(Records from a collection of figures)
%%

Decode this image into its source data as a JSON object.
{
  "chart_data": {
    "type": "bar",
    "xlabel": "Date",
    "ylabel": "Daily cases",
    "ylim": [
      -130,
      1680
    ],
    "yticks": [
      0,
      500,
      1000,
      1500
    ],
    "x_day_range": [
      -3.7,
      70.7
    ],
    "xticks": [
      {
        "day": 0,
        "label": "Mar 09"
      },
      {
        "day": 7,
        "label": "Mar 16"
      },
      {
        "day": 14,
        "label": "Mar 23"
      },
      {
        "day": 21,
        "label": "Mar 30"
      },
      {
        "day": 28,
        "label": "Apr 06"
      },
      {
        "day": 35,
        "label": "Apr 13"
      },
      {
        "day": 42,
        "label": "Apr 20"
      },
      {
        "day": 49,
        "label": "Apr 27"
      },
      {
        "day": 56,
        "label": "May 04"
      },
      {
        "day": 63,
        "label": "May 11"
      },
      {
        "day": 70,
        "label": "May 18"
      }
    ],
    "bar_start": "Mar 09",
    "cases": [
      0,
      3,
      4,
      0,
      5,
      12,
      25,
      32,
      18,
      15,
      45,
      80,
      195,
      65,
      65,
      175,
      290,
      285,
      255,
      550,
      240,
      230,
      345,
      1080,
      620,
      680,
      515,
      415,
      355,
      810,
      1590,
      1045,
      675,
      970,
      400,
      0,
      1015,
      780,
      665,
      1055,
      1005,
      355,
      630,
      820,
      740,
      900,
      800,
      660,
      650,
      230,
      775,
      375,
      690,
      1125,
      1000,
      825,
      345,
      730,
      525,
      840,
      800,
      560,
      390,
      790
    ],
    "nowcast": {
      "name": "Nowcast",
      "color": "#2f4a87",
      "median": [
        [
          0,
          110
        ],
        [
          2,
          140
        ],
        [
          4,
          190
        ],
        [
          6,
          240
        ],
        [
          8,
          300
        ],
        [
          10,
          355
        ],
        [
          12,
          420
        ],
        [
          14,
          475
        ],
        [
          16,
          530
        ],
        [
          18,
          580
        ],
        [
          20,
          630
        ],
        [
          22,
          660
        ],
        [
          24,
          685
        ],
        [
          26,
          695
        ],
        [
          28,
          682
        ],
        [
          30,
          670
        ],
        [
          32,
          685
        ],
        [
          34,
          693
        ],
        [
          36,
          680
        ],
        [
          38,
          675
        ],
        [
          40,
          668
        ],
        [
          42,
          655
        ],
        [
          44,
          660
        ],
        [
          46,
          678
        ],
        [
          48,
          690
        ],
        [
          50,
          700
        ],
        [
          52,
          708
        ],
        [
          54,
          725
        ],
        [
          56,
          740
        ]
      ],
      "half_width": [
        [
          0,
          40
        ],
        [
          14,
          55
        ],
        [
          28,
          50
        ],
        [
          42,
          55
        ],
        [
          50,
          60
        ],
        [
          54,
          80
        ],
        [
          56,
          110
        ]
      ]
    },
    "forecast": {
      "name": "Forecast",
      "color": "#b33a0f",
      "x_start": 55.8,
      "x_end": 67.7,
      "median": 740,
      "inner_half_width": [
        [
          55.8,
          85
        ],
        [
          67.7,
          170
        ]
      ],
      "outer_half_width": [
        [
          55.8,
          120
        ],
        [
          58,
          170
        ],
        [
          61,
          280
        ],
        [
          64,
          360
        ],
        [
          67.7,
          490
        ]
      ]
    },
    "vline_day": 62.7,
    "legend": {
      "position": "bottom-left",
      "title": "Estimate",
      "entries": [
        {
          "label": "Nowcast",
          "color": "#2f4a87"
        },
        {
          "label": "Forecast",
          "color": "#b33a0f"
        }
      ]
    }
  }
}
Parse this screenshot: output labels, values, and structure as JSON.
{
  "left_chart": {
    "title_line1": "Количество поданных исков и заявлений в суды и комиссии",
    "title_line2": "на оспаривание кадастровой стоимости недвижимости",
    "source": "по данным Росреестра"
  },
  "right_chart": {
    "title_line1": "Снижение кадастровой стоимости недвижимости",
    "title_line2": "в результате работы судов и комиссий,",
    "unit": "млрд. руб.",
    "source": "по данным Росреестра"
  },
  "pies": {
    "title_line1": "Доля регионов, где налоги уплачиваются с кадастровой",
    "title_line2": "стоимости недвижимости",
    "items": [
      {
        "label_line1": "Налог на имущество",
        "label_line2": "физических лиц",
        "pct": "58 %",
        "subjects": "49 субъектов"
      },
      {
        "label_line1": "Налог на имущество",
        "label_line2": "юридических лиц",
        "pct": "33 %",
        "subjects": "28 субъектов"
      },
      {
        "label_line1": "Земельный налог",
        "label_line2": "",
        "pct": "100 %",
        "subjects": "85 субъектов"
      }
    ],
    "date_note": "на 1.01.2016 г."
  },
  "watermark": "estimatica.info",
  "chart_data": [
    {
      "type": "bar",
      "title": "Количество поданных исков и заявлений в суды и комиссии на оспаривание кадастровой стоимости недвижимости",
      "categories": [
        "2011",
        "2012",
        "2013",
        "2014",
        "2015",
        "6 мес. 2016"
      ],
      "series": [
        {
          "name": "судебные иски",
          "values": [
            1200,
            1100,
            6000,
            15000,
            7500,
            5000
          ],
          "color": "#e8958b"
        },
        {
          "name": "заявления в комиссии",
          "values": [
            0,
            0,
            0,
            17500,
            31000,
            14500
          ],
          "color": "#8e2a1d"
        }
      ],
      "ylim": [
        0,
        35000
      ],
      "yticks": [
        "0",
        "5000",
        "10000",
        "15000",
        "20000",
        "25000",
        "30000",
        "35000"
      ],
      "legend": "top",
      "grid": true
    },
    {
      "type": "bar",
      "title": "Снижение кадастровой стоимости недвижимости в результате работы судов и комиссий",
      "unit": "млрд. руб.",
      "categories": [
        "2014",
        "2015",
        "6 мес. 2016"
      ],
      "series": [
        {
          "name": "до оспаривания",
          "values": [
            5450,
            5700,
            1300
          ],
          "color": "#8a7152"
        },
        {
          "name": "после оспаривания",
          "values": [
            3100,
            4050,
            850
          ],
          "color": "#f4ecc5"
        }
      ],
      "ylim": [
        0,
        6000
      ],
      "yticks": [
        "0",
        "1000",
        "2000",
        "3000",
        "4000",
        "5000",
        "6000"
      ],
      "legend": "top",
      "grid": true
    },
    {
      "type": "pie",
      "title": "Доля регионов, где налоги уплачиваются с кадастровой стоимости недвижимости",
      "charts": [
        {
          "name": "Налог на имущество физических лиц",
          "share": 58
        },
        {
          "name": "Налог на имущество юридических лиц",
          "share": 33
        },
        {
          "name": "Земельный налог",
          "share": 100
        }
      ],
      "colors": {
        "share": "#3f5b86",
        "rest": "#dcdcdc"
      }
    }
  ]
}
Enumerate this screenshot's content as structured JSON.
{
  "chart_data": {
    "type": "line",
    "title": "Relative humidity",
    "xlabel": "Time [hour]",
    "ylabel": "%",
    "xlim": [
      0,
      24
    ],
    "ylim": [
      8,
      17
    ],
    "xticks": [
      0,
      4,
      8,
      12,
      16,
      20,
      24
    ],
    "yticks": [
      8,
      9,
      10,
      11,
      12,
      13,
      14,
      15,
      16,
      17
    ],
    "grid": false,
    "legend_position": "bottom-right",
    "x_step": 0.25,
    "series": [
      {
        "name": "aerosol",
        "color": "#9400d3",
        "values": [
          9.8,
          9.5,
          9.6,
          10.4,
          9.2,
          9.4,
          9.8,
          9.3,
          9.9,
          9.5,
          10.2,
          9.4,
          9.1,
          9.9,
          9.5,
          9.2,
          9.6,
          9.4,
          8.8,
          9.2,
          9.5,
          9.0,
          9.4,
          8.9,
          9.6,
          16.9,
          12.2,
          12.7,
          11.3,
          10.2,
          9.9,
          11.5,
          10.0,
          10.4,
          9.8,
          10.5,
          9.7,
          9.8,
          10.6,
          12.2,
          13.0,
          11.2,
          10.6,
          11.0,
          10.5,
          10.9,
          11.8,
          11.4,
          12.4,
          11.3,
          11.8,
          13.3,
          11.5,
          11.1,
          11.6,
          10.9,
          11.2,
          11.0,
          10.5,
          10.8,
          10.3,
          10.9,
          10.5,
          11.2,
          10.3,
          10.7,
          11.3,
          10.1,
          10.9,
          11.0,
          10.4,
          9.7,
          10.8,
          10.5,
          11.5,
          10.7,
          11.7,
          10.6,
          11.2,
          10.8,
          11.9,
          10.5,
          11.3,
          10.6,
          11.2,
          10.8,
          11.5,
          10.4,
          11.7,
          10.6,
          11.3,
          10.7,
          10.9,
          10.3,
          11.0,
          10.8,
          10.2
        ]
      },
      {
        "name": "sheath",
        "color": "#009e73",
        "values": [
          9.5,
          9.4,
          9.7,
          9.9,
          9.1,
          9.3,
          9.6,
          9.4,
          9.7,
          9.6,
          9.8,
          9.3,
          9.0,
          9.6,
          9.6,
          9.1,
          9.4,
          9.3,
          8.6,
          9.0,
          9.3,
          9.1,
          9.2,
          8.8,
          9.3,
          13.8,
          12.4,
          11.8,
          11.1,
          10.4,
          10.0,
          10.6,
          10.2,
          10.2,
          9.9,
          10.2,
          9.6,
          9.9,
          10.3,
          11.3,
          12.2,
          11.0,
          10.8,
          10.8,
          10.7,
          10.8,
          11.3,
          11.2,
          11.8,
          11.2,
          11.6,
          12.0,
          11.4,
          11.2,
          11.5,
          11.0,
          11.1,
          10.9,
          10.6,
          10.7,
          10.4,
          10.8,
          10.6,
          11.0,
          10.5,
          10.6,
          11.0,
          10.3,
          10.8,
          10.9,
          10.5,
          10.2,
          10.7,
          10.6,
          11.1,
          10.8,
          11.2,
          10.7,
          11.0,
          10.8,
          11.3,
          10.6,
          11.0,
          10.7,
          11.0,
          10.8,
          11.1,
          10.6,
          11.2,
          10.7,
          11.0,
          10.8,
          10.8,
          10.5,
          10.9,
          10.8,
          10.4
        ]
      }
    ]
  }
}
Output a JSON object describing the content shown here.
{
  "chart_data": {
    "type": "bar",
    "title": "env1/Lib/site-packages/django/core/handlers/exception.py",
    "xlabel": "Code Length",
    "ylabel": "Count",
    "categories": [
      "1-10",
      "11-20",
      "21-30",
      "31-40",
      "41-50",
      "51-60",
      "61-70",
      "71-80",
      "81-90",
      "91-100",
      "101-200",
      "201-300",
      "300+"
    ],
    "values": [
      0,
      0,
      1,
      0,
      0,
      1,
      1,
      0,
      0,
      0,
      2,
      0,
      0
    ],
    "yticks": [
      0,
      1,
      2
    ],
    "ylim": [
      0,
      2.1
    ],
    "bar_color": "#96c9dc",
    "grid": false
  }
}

%%

> [Exercise]: Give only the number of lines in the material above where the string "оспаривания" appears.

> [Task solution]: 2